>> START
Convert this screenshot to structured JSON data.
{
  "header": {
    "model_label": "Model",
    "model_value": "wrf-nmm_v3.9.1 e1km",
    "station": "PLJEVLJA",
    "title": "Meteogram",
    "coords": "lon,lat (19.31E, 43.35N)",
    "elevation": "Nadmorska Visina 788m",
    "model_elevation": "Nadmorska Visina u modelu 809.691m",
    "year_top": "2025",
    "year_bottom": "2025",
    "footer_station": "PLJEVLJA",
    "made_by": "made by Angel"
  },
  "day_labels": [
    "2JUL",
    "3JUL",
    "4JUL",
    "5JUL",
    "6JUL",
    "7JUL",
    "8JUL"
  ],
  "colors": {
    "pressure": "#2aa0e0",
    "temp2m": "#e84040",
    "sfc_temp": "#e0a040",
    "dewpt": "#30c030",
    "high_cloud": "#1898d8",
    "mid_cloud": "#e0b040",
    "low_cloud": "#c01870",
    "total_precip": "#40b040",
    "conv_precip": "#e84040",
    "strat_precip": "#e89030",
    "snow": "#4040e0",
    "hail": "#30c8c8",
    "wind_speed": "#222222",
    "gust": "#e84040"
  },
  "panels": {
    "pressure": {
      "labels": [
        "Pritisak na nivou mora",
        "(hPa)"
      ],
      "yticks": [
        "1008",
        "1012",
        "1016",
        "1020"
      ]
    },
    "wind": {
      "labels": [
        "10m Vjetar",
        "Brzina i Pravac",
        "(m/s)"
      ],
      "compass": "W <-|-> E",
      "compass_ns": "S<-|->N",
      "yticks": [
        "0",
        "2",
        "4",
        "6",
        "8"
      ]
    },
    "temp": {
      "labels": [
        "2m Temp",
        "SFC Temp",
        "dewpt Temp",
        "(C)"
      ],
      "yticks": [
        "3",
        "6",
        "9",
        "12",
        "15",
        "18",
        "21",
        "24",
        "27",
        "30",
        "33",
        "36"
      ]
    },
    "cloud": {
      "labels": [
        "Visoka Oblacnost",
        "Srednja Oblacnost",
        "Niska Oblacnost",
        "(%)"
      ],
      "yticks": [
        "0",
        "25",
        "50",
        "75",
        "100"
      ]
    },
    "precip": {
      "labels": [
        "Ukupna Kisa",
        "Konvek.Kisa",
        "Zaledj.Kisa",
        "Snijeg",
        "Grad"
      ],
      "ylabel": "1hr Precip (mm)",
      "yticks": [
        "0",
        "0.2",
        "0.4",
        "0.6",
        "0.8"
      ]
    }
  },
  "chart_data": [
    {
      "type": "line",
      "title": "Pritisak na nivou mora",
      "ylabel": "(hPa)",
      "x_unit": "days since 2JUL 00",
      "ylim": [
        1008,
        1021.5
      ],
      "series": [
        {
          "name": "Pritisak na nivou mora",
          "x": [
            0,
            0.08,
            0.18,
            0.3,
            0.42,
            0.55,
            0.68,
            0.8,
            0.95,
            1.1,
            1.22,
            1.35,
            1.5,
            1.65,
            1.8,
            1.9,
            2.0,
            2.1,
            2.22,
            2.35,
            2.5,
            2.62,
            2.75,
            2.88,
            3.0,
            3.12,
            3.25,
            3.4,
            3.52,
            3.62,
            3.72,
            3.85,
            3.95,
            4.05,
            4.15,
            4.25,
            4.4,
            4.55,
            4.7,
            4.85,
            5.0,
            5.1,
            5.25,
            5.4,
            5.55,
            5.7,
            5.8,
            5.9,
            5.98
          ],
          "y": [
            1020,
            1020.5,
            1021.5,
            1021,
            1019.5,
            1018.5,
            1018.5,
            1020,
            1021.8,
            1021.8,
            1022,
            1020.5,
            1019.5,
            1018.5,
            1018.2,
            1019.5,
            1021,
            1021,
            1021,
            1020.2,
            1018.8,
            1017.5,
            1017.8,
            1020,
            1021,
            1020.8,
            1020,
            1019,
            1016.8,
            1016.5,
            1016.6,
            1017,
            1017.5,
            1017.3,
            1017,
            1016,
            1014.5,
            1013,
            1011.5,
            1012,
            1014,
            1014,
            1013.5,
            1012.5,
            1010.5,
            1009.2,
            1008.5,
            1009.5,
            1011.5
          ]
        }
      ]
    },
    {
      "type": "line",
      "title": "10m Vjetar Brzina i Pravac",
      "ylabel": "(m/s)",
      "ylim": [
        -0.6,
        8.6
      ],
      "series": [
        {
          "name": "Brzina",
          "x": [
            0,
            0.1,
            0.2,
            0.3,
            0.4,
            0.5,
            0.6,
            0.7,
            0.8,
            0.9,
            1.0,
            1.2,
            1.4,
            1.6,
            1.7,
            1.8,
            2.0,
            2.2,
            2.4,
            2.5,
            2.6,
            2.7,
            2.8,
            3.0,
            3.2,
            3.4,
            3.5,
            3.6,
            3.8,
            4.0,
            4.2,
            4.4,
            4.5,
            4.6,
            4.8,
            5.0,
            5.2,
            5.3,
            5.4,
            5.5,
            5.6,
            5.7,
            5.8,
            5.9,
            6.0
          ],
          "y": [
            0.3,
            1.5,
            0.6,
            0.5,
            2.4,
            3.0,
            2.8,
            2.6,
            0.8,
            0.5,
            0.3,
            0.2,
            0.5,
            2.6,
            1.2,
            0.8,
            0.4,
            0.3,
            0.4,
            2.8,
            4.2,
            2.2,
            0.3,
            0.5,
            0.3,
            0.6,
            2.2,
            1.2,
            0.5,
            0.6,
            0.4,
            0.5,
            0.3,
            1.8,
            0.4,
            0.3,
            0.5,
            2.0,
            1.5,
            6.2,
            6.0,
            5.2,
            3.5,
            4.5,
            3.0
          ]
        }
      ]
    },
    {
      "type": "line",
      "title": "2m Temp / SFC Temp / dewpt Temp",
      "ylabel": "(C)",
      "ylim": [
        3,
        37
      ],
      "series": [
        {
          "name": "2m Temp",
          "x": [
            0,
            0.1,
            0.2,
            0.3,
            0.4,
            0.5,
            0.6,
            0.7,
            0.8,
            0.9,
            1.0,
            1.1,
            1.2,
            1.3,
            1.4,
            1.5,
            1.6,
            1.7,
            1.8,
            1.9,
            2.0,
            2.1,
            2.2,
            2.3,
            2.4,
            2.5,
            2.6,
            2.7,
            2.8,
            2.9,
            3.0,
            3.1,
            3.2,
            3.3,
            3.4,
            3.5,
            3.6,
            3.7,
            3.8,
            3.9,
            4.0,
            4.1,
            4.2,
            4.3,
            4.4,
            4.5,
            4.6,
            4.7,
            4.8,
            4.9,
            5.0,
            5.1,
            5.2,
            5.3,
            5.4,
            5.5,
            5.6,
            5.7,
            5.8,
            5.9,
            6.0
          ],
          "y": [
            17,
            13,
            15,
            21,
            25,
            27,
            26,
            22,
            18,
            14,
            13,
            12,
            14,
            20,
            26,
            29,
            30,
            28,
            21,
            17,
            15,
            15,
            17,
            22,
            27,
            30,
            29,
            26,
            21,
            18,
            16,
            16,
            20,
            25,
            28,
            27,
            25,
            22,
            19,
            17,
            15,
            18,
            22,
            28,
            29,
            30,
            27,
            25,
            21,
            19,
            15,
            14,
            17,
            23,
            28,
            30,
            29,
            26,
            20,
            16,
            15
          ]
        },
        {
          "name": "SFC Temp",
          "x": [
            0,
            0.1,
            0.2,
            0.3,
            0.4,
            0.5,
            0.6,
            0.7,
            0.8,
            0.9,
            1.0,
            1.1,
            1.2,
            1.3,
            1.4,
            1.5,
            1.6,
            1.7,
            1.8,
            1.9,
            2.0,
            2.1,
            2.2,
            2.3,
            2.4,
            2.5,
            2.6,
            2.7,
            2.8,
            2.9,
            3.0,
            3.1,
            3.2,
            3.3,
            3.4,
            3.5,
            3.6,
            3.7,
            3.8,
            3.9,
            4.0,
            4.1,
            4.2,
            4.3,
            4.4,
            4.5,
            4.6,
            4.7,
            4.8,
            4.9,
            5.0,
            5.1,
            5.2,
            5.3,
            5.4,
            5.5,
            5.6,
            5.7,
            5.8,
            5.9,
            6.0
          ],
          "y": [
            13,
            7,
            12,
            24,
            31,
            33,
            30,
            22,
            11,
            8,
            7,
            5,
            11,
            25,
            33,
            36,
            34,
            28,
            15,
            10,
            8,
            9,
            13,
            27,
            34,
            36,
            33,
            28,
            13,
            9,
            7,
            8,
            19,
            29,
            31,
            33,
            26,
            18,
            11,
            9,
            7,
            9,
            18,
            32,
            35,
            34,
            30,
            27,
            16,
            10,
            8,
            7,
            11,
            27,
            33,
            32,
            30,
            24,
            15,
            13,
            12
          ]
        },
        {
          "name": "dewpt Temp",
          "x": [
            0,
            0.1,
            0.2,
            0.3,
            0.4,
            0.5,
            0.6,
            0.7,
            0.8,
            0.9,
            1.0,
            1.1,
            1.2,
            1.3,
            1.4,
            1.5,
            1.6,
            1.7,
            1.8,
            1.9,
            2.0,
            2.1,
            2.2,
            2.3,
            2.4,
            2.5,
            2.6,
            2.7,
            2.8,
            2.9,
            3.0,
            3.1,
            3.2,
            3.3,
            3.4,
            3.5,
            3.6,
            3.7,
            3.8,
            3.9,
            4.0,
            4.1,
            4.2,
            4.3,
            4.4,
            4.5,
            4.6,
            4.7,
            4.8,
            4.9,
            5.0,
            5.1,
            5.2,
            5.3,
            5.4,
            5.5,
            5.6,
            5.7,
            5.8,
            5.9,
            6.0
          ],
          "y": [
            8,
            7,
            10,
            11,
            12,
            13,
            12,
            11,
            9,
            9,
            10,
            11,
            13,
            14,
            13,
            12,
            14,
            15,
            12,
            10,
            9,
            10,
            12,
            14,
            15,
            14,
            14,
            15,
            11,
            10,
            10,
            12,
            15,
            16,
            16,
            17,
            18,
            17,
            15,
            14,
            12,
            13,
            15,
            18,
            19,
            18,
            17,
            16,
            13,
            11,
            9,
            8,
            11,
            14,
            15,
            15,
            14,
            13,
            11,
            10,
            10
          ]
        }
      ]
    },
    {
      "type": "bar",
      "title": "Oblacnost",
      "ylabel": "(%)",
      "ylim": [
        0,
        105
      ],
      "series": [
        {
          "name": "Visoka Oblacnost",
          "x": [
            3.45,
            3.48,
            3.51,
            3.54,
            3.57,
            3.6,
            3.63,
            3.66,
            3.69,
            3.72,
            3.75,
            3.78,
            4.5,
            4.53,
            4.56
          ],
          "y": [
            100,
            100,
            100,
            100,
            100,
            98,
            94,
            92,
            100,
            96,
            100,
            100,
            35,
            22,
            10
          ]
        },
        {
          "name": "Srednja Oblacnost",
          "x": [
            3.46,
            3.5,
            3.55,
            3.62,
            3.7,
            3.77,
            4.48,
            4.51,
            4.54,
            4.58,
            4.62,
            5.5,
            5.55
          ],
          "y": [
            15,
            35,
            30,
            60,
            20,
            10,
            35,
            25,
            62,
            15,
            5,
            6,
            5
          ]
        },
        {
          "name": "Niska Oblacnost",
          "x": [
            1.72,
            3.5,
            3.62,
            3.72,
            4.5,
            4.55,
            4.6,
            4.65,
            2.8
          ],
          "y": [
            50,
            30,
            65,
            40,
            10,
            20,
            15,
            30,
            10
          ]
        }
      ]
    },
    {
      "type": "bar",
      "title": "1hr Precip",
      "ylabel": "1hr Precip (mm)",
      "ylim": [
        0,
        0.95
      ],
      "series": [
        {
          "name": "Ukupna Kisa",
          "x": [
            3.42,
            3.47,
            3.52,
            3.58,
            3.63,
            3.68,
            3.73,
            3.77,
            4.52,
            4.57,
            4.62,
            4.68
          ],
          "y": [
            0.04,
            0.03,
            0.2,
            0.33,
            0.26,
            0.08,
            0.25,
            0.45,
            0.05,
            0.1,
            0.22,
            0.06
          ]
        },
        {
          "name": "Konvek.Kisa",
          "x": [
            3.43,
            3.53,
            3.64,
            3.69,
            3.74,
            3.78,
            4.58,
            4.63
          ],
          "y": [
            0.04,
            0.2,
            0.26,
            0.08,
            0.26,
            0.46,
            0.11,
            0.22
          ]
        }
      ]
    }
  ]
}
>> END
### AIM
All lines of the data above that include the word "mora" must be shown.

### WRITTEN ANSWER
        "Pritisak na nivou mora",
      "title": "Pritisak na nivou mora",
          "name": "Pritisak na nivou mora",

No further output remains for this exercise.